Your objective: Every record below should be printed exactly as given.
Start of Records shown
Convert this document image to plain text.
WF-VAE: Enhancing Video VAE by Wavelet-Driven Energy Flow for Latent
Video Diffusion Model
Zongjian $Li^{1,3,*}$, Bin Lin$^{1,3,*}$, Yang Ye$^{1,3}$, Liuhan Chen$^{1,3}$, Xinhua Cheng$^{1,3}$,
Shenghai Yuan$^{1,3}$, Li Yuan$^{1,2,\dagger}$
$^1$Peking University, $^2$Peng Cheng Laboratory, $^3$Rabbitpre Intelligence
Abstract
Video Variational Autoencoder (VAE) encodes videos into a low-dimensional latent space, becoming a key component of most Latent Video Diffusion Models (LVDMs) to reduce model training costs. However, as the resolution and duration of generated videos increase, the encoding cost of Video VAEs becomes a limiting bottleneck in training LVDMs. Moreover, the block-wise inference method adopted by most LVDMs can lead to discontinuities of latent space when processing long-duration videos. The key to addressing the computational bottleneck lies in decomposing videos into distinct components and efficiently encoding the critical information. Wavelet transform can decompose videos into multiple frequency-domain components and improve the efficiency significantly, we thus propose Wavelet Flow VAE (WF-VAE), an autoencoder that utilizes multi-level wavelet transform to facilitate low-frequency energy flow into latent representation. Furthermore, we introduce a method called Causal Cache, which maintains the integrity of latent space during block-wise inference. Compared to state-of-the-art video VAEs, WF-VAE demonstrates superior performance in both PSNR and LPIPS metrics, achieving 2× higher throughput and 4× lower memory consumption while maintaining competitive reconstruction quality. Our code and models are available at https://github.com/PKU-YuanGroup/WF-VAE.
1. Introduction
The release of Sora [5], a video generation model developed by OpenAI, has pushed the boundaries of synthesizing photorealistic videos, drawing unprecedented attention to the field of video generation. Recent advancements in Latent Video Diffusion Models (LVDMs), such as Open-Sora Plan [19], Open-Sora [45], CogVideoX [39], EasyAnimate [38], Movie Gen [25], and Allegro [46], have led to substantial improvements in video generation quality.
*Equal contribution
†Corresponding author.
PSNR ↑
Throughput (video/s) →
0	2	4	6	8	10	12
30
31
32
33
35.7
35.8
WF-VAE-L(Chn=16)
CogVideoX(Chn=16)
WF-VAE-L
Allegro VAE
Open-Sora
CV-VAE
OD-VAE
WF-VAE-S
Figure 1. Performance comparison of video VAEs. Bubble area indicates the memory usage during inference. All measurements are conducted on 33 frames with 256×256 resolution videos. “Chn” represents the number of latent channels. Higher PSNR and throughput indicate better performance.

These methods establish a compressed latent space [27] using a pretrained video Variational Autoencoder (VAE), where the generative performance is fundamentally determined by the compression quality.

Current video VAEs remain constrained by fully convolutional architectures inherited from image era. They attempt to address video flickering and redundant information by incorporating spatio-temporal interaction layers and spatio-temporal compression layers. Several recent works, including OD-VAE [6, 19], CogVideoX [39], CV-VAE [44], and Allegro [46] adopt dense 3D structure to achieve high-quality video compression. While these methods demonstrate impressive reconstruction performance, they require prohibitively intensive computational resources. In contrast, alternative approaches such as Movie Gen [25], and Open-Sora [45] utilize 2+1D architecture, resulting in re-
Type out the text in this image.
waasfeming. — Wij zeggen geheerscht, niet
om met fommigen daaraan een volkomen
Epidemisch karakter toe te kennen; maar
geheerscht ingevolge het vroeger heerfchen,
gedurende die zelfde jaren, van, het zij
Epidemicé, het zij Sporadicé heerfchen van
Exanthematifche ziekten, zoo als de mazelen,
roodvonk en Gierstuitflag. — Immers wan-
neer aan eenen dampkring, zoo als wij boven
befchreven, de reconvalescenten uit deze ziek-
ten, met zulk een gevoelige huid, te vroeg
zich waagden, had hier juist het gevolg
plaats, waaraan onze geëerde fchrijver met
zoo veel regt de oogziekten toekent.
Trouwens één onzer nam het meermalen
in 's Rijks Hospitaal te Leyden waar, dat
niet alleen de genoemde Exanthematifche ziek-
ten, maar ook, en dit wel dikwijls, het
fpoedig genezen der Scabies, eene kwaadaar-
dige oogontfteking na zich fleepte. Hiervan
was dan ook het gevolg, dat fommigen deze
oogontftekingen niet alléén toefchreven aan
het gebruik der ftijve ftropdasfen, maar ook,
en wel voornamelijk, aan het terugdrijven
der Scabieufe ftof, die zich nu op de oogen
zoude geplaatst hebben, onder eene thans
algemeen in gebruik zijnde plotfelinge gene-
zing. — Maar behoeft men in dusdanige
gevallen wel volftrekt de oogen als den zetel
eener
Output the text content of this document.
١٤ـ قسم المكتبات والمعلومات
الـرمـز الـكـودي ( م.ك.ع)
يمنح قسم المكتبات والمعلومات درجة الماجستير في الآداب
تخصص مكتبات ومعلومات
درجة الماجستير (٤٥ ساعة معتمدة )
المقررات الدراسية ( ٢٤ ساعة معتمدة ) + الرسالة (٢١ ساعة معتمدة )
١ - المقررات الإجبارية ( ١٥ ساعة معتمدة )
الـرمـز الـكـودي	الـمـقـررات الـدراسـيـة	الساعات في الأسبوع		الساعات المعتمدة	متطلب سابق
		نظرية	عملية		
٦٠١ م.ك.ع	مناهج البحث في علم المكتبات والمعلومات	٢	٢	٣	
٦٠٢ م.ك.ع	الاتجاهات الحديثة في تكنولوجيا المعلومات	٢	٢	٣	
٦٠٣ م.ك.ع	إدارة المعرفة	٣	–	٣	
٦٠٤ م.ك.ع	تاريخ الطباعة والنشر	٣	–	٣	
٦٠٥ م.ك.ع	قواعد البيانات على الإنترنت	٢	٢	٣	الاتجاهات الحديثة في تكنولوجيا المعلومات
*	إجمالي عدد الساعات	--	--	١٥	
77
End of Records shown
Solution:
Convert this document image to plain text.
WF-VAE: Enhancing Video VAE by Wavelet-Driven Energy Flow for Latent
Video Diffusion Model
Zongjian $Li^{1,3,*}$, Bin Lin$^{1,3,*}$, Yang Ye$^{1,3}$, Liuhan Chen$^{1,3}$, Xinhua Cheng$^{1,3}$,
Shenghai Yuan$^{1,3}$, Li Yuan$^{1,2,\dagger}$
$^1$Peking University, $^2$Peng Cheng Laboratory, $^3$Rabbitpre Intelligence
Abstract
Video Variational Autoencoder (VAE) encodes videos into a low-dimensional latent space, becoming a key component of most Latent Video Diffusion Models (LVDMs) to reduce model training costs. However, as the resolution and duration of generated videos increase, the encoding cost of Video VAEs becomes a limiting bottleneck in training LVDMs. Moreover, the block-wise inference method adopted by most LVDMs can lead to discontinuities of latent space when processing long-duration videos. The key to addressing the computational bottleneck lies in decomposing videos into distinct components and efficiently encoding the critical information. Wavelet transform can decompose videos into multiple frequency-domain components and improve the efficiency significantly, we thus propose Wavelet Flow VAE (WF-VAE), an autoencoder that utilizes multi-level wavelet transform to facilitate low-frequency energy flow into latent representation. Furthermore, we introduce a method called Causal Cache, which maintains the integrity of latent space during block-wise inference. Compared to state-of-the-art video VAEs, WF-VAE demonstrates superior performance in both PSNR and LPIPS metrics, achieving 2× higher throughput and 4× lower memory consumption while maintaining competitive reconstruction quality. Our code and models are available at https://github.com/PKU-YuanGroup/WF-VAE.
1. Introduction
The release of Sora [5], a video generation model developed by OpenAI, has pushed the boundaries of synthesizing photorealistic videos, drawing unprecedented attention to the field of video generation. Recent advancements in Latent Video Diffusion Models (LVDMs), such as Open-Sora Plan [19], Open-Sora [45], CogVideoX [39], EasyAnimate [38], Movie Gen [25], and Allegro [46], have led to substantial improvements in video generation quality.
*Equal contribution
†Corresponding author.
PSNR ↑
Throughput (video/s) →
0	2	4	6	8	10	12
30
31
32
33
35.7
35.8
WF-VAE-L(Chn=16)
CogVideoX(Chn=16)
WF-VAE-L
Allegro VAE
Open-Sora
CV-VAE
OD-VAE
WF-VAE-S
Figure 1. Performance comparison of video VAEs. Bubble area indicates the memory usage during inference. All measurements are conducted on 33 frames with 256×256 resolution videos. “Chn” represents the number of latent channels. Higher PSNR and throughput indicate better performance.

These methods establish a compressed latent space [27] using a pretrained video Variational Autoencoder (VAE), where the generative performance is fundamentally determined by the compression quality.

Current video VAEs remain constrained by fully convolutional architectures inherited from image era. They attempt to address video flickering and redundant information by incorporating spatio-temporal interaction layers and spatio-temporal compression layers. Several recent works, including OD-VAE [6, 19], CogVideoX [39], CV-VAE [44], and Allegro [46] adopt dense 3D structure to achieve high-quality video compression. While these methods demonstrate impressive reconstruction performance, they require prohibitively intensive computational resources. In contrast, alternative approaches such as Movie Gen [25], and Open-Sora [45] utilize 2+1D architecture, resulting in re-
Type out the text in this image.
waasfeming. — Wij zeggen geheerscht, niet
om met fommigen daaraan een volkomen
Epidemisch karakter toe te kennen; maar
geheerscht ingevolge het vroeger heerfchen,
gedurende die zelfde jaren, van, het zij
Epidemicé, het zij Sporadicé heerfchen van
Exanthematifche ziekten, zoo als de mazelen,
roodvonk en Gierstuitflag. — Immers wan-
neer aan eenen dampkring, zoo als wij boven
befchreven, de reconvalescenten uit deze ziek-
ten, met zulk een gevoelige huid, te vroeg
zich waagden, had hier juist het gevolg
plaats, waaraan onze geëerde fchrijver met
zoo veel regt de oogziekten toekent.
Trouwens één onzer nam het meermalen
in 's Rijks Hospitaal te Leyden waar, dat
niet alleen de genoemde Exanthematifche ziek-
ten, maar ook, en dit wel dikwijls, het
fpoedig genezen der Scabies, eene kwaadaar-
dige oogontfteking na zich fleepte. Hiervan
was dan ook het gevolg, dat fommigen deze
oogontftekingen niet alléén toefchreven aan
het gebruik der ftijve ftropdasfen, maar ook,
en wel voornamelijk, aan het terugdrijven
der Scabieufe ftof, die zich nu op de oogen
zoude geplaatst hebben, onder eene thans
algemeen in gebruik zijnde plotfelinge gene-
zing. — Maar behoeft men in dusdanige
gevallen wel volftrekt de oogen als den zetel
eener
Output the text content of this document.
١٤ـ قسم المكتبات والمعلومات
الـرمـز الـكـودي ( م.ك.ع)
يمنح قسم المكتبات والمعلومات درجة الماجستير في الآداب
تخصص مكتبات ومعلومات
درجة الماجستير (٤٥ ساعة معتمدة )
المقررات الدراسية ( ٢٤ ساعة معتمدة ) + الرسالة (٢١ ساعة معتمدة )
١ - المقررات الإجبارية ( ١٥ ساعة معتمدة )
الـرمـز الـكـودي	الـمـقـررات الـدراسـيـة	الساعات في الأسبوع		الساعات المعتمدة	متطلب سابق
		نظرية	عملية		
٦٠١ م.ك.ع	مناهج البحث في علم المكتبات والمعلومات	٢	٢	٣	
٦٠٢ م.ك.ع	الاتجاهات الحديثة في تكنولوجيا المعلومات	٢	٢	٣	
٦٠٣ م.ك.ع	إدارة المعرفة	٣	–	٣	
٦٠٤ م.ك.ع	تاريخ الطباعة والنشر	٣	–	٣	
٦٠٥ م.ك.ع	قواعد البيانات على الإنترنت	٢	٢	٣	الاتجاهات الحديثة في تكنولوجيا المعلومات
*	إجمالي عدد الساعات	--	--	١٥	
77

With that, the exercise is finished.